### DATA SUPPLIED

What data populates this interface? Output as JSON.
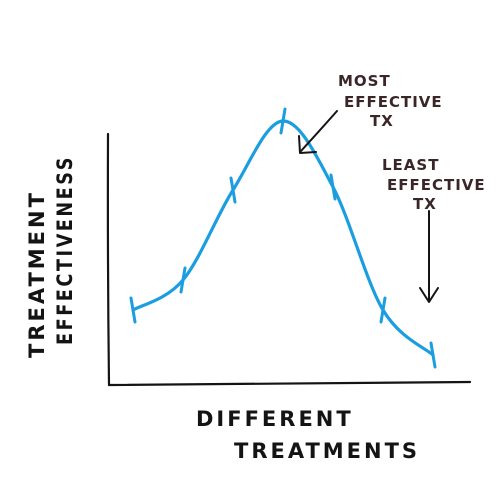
{
  "colors": {
    "curve": "#1b9ee0",
    "axis": "#141414",
    "annotation": "#3a2628"
  },
  "chart_data": {
    "type": "line",
    "title": "",
    "xlabel": [
      "DIFFERENT",
      "TREATMENTS"
    ],
    "ylabel": [
      "TREATMENT",
      "EFFECTIVENESS"
    ],
    "series": [
      {
        "x": [
          1,
          2,
          3,
          4,
          5,
          6,
          7
        ],
        "y": [
          0.25,
          0.35,
          0.65,
          0.88,
          0.66,
          0.25,
          0.1
        ]
      }
    ],
    "xlim": [
      0.5,
      7.5
    ],
    "ylim": [
      0,
      1
    ],
    "grid": false,
    "annotations": [
      {
        "lines": [
          "MOST",
          "EFFECTIVE",
          "TX"
        ],
        "target_x": 4
      },
      {
        "lines": [
          "LEAST",
          "EFFECTIVE",
          "TX"
        ],
        "target_x": 7
      }
    ]
  }
}
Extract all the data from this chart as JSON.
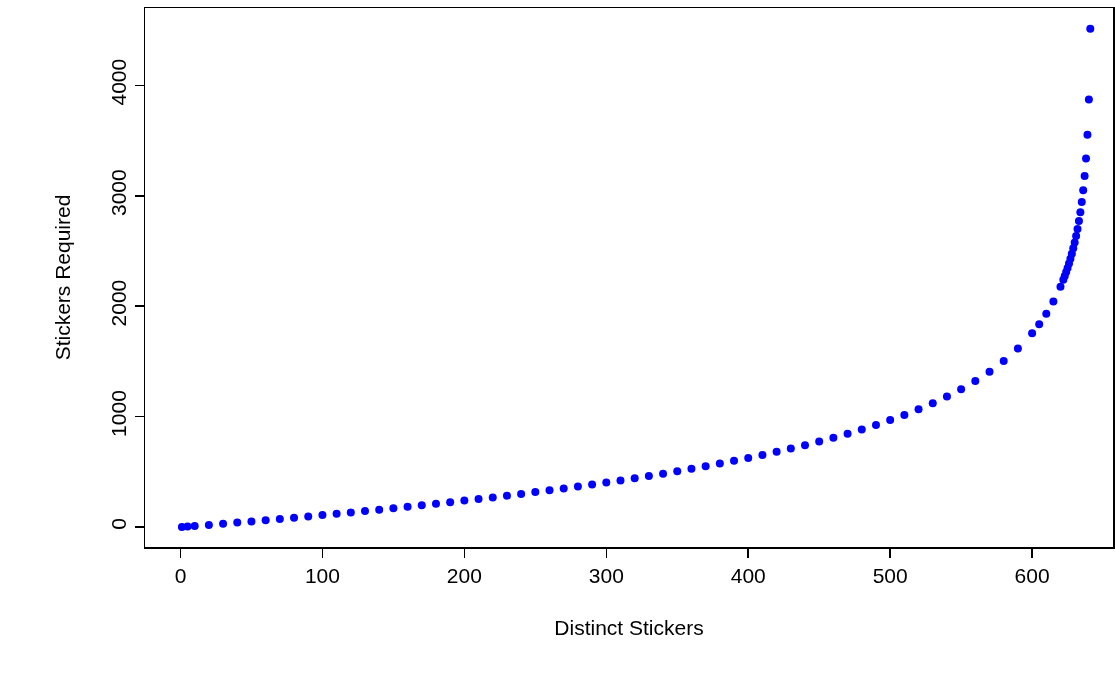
{
  "chart_data": {
    "type": "scatter",
    "xlabel": "Distinct Stickers",
    "ylabel": "Stickers Required",
    "x": [
      1,
      5,
      10,
      20,
      30,
      40,
      50,
      60,
      70,
      80,
      90,
      100,
      110,
      120,
      130,
      140,
      150,
      160,
      170,
      180,
      190,
      200,
      210,
      220,
      230,
      240,
      250,
      260,
      270,
      280,
      290,
      300,
      310,
      320,
      330,
      340,
      350,
      360,
      370,
      380,
      390,
      400,
      410,
      420,
      430,
      440,
      450,
      460,
      470,
      480,
      490,
      500,
      510,
      520,
      530,
      540,
      550,
      560,
      570,
      580,
      590,
      600,
      605,
      610,
      615,
      620,
      622,
      623,
      624,
      625,
      626,
      627,
      628,
      629,
      630,
      631,
      632,
      633,
      634,
      635,
      636,
      637,
      638,
      639,
      640,
      641
    ],
    "series": [
      {
        "color": "#0000ff",
        "values": [
          1,
          5,
          10,
          20,
          31,
          41,
          52,
          63,
          74,
          85,
          97,
          109,
          121,
          133,
          145,
          158,
          171,
          184,
          197,
          211,
          225,
          240,
          254,
          269,
          285,
          300,
          317,
          333,
          350,
          368,
          386,
          404,
          423,
          443,
          463,
          484,
          506,
          528,
          551,
          575,
          600,
          626,
          653,
          682,
          711,
          742,
          775,
          809,
          846,
          884,
          925,
          969,
          1016,
          1067,
          1122,
          1182,
          1248,
          1323,
          1406,
          1503,
          1617,
          1755,
          1837,
          1932,
          2043,
          2177,
          2239,
          2273,
          2309,
          2346,
          2386,
          2429,
          2475,
          2524,
          2578,
          2636,
          2700,
          2771,
          2851,
          2943,
          3050,
          3178,
          3338,
          3552,
          3872,
          4513
        ]
      }
    ],
    "xlim": [
      -25,
      657
    ],
    "xticks": [
      0,
      100,
      200,
      300,
      400,
      500,
      600
    ],
    "ylim": [
      -180,
      4700
    ],
    "yticks": [
      0,
      1000,
      2000,
      3000,
      4000
    ],
    "grid": false,
    "marker": "circle"
  }
}
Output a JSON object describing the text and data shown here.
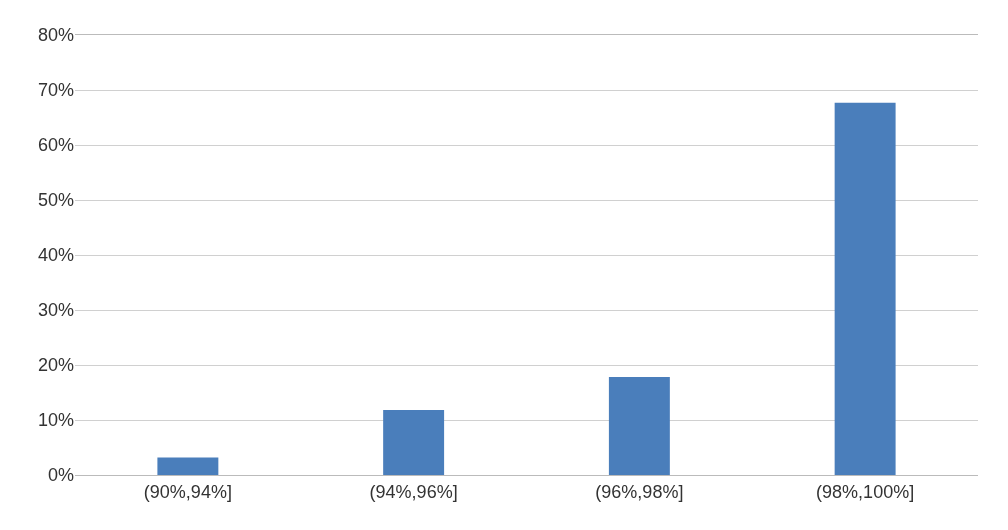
{
  "chart_data": {
    "type": "bar",
    "categories": [
      "(90%,94%]",
      "(94%,96%]",
      "(96%,98%]",
      "(98%,100%]"
    ],
    "values": [
      3.2,
      11.8,
      17.8,
      67.7
    ],
    "color": "#4a7ebb",
    "ylim": [
      0,
      80
    ],
    "yticks": [
      {
        "value": 0,
        "label": "0%"
      },
      {
        "value": 10,
        "label": "10%"
      },
      {
        "value": 20,
        "label": "20%"
      },
      {
        "value": 30,
        "label": "30%"
      },
      {
        "value": 40,
        "label": "40%"
      },
      {
        "value": 50,
        "label": "50%"
      },
      {
        "value": 60,
        "label": "60%"
      },
      {
        "value": 70,
        "label": "70%"
      },
      {
        "value": 80,
        "label": "80%"
      }
    ],
    "grid": "y"
  }
}
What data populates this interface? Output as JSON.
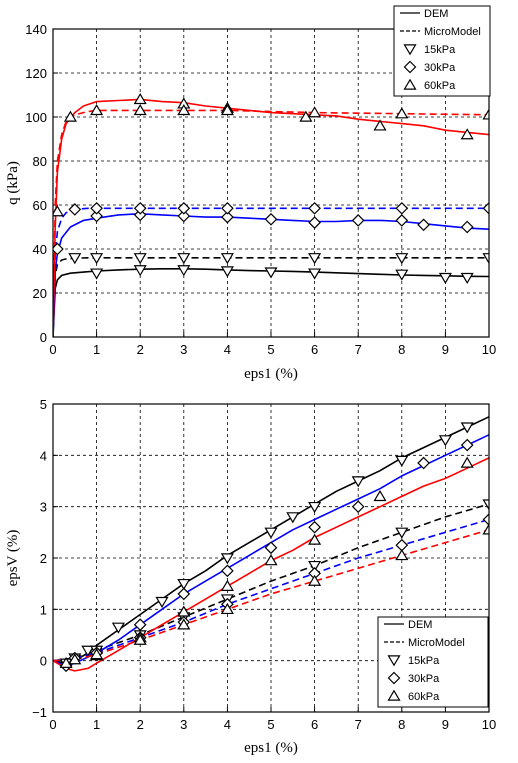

######

§ **WHAT TO DO**: From the data above, write out everything exactly except the pictures.

§ **EXERCISE SOLUTION**:
What data populates this interface? Output as JSON.
{
  "colors": {
    "curve": "#1b9ee0",
    "axis": "#141414",
    "annotation": "#3a2628"
  },
  "chart_data": {
    "type": "line",
    "title": "",
    "xlabel": [
      "DIFFERENT",
      "TREATMENTS"
    ],
    "ylabel": [
      "TREATMENT",
      "EFFECTIVENESS"
    ],
    "series": [
      {
        "x": [
          1,
          2,
          3,
          4,
          5,
          6,
          7
        ],
        "y": [
          0.25,
          0.35,
          0.65,
          0.88,
          0.66,
          0.25,
          0.1
        ]
      }
    ],
    "xlim": [
      0.5,
      7.5
    ],
    "ylim": [
      0,
      1
    ],
    "grid": false,
    "annotations": [
      {
        "lines": [
          "MOST",
          "EFFECTIVE",
          "TX"
        ],
        "target_x": 4
      },
      {
        "lines": [
          "LEAST",
          "EFFECTIVE",
          "TX"
        ],
        "target_x": 7
      }
    ]
  }
}
Extract all the data from this chart as JSON.
{
  "chart_data": {
    "type": "scatter",
    "xlabel": "Distinct Stickers",
    "ylabel": "Stickers Required",
    "x": [
      1,
      5,
      10,
      20,
      30,
      40,
      50,
      60,
      70,
      80,
      90,
      100,
      110,
      120,
      130,
      140,
      150,
      160,
      170,
      180,
      190,
      200,
      210,
      220,
      230,
      240,
      250,
      260,
      270,
      280,
      290,
      300,
      310,
      320,
      330,
      340,
      350,
      360,
      370,
      380,
      390,
      400,
      410,
      420,
      430,
      440,
      450,
      460,
      470,
      480,
      490,
      500,
      510,
      520,
      530,
      540,
      550,
      560,
      570,
      580,
      590,
      600,
      605,
      610,
      615,
      620,
      622,
      623,
      624,
      625,
      626,
      627,
      628,
      629,
      630,
      631,
      632,
      633,
      634,
      635,
      636,
      637,
      638,
      639,
      640,
      641
    ],
    "series": [
      {
        "color": "#0000ff",
        "values": [
          1,
          5,
          10,
          20,
          31,
          41,
          52,
          63,
          74,
          85,
          97,
          109,
          121,
          133,
          145,
          158,
          171,
          184,
          197,
          211,
          225,
          240,
          254,
          269,
          285,
          300,
          317,
          333,
          350,
          368,
          386,
          404,
          423,
          443,
          463,
          484,
          506,
          528,
          551,
          575,
          600,
          626,
          653,
          682,
          711,
          742,
          775,
          809,
          846,
          884,
          925,
          969,
          1016,
          1067,
          1122,
          1182,
          1248,
          1323,
          1406,
          1503,
          1617,
          1755,
          1837,
          1932,
          2043,
          2177,
          2239,
          2273,
          2309,
          2346,
          2386,
          2429,
          2475,
          2524,
          2578,
          2636,
          2700,
          2771,
          2851,
          2943,
          3050,
          3178,
          3338,
          3552,
          3872,
          4513
        ]
      }
    ],
    "xlim": [
      -25,
      657
    ],
    "xticks": [
      0,
      100,
      200,
      300,
      400,
      500,
      600
    ],
    "ylim": [
      -180,
      4700
    ],
    "yticks": [
      0,
      1000,
      2000,
      3000,
      4000
    ],
    "grid": false,
    "marker": "circle"
  }
}
Output a JSON object describing the text and data shown here.
{
  "chart_data": {
    "type": "bar",
    "categories": [
      "(90%,94%]",
      "(94%,96%]",
      "(96%,98%]",
      "(98%,100%]"
    ],
    "values": [
      3.2,
      11.8,
      17.8,
      67.7
    ],
    "color": "#4a7ebb",
    "ylim": [
      0,
      80
    ],
    "yticks": [
      {
        "value": 0,
        "label": "0%"
      },
      {
        "value": 10,
        "label": "10%"
      },
      {
        "value": 20,
        "label": "20%"
      },
      {
        "value": 30,
        "label": "30%"
      },
      {
        "value": 40,
        "label": "40%"
      },
      {
        "value": 50,
        "label": "50%"
      },
      {
        "value": 60,
        "label": "60%"
      },
      {
        "value": 70,
        "label": "70%"
      },
      {
        "value": 80,
        "label": "80%"
      }
    ],
    "grid": "y"
  }
}
What data populates this interface? Output as JSON.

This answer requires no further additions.